Please give the data below again in full, exactly as it stands.

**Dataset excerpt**
◆ ◆ ◆ ◆ ◆

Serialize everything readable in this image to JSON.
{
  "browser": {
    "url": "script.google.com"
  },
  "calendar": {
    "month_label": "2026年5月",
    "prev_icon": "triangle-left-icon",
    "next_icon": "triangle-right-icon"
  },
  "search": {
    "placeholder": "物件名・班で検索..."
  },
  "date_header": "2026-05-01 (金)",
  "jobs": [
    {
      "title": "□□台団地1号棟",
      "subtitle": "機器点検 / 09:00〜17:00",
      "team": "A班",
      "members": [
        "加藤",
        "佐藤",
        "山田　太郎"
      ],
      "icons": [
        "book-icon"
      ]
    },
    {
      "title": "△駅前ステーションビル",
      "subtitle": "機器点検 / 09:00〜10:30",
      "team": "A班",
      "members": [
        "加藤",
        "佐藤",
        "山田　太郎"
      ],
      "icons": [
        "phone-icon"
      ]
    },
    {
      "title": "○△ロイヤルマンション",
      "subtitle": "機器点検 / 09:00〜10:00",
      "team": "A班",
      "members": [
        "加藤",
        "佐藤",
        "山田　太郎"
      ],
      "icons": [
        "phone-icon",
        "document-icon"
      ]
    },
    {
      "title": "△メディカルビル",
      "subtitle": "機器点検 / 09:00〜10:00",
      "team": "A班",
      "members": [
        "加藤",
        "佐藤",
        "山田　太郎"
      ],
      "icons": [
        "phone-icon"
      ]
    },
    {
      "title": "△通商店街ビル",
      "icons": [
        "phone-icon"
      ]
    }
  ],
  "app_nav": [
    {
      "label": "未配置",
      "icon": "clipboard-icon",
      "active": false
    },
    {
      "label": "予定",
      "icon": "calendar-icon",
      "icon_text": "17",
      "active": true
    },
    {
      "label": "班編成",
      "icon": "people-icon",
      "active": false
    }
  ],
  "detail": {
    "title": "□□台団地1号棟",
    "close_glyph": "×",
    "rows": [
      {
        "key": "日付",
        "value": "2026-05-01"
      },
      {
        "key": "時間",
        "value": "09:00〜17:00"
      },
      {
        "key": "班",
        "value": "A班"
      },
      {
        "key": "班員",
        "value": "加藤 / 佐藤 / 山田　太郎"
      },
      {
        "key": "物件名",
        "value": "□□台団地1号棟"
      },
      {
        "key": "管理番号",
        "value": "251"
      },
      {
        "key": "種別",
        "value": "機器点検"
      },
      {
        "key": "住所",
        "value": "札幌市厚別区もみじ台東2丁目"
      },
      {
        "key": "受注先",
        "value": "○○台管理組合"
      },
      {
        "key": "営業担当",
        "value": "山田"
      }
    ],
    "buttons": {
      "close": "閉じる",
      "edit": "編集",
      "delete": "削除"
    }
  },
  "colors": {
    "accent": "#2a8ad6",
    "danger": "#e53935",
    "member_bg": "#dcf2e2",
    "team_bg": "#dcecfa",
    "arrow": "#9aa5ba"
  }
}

◆ ◆ ◆ ◆ ◆

**Solved problem**
Serialize everything readable in this image to JSON.
{
  "browser": {
    "url": "script.google.com"
  },
  "calendar": {
    "month_label": "2026年5月",
    "prev_icon": "triangle-left-icon",
    "next_icon": "triangle-right-icon"
  },
  "search": {
    "placeholder": "物件名・班で検索..."
  },
  "date_header": "2026-05-01 (金)",
  "jobs": [
    {
      "title": "□□台団地1号棟",
      "subtitle": "機器点検 / 09:00〜17:00",
      "team": "A班",
      "members": [
        "加藤",
        "佐藤",
        "山田　太郎"
      ],
      "icons": [
        "book-icon"
      ]
    },
    {
      "title": "△駅前ステーションビル",
      "subtitle": "機器点検 / 09:00〜10:30",
      "team": "A班",
      "members": [
        "加藤",
        "佐藤",
        "山田　太郎"
      ],
      "icons": [
        "phone-icon"
      ]
    },
    {
      "title": "○△ロイヤルマンション",
      "subtitle": "機器点検 / 09:00〜10:00",
      "team": "A班",
      "members": [
        "加藤",
        "佐藤",
        "山田　太郎"
      ],
      "icons": [
        "phone-icon",
        "document-icon"
      ]
    },
    {
      "title": "△メディカルビル",
      "subtitle": "機器点検 / 09:00〜10:00",
      "team": "A班",
      "members": [
        "加藤",
        "佐藤",
        "山田　太郎"
      ],
      "icons": [
        "phone-icon"
      ]
    },
    {
      "title": "△通商店街ビル",
      "icons": [
        "phone-icon"
      ]
    }
  ],
  "app_nav": [
    {
      "label": "未配置",
      "icon": "clipboard-icon",
      "active": false
    },
    {
      "label": "予定",
      "icon": "calendar-icon",
      "icon_text": "17",
      "active": true
    },
    {
      "label": "班編成",
      "icon": "people-icon",
      "active": false
    }
  ],
  "detail": {
    "title": "□□台団地1号棟",
    "close_glyph": "×",
    "rows": [
      {
        "key": "日付",
        "value": "2026-05-01"
      },
      {
        "key": "時間",
        "value": "09:00〜17:00"
      },
      {
        "key": "班",
        "value": "A班"
      },
      {
        "key": "班員",
        "value": "加藤 / 佐藤 / 山田　太郎"
      },
      {
        "key": "物件名",
        "value": "□□台団地1号棟"
      },
      {
        "key": "管理番号",
        "value": "251"
      },
      {
        "key": "種別",
        "value": "機器点検"
      },
      {
        "key": "住所",
        "value": "札幌市厚別区もみじ台東2丁目"
      },
      {
        "key": "受注先",
        "value": "○○台管理組合"
      },
      {
        "key": "営業担当",
        "value": "山田"
      }
    ],
    "buttons": {
      "close": "閉じる",
      "edit": "編集",
      "delete": "削除"
    }
  },
  "colors": {
    "accent": "#2a8ad6",
    "danger": "#e53935",
    "member_bg": "#dcf2e2",
    "team_bg": "#dcecfa",
    "arrow": "#9aa5ba"
  }
}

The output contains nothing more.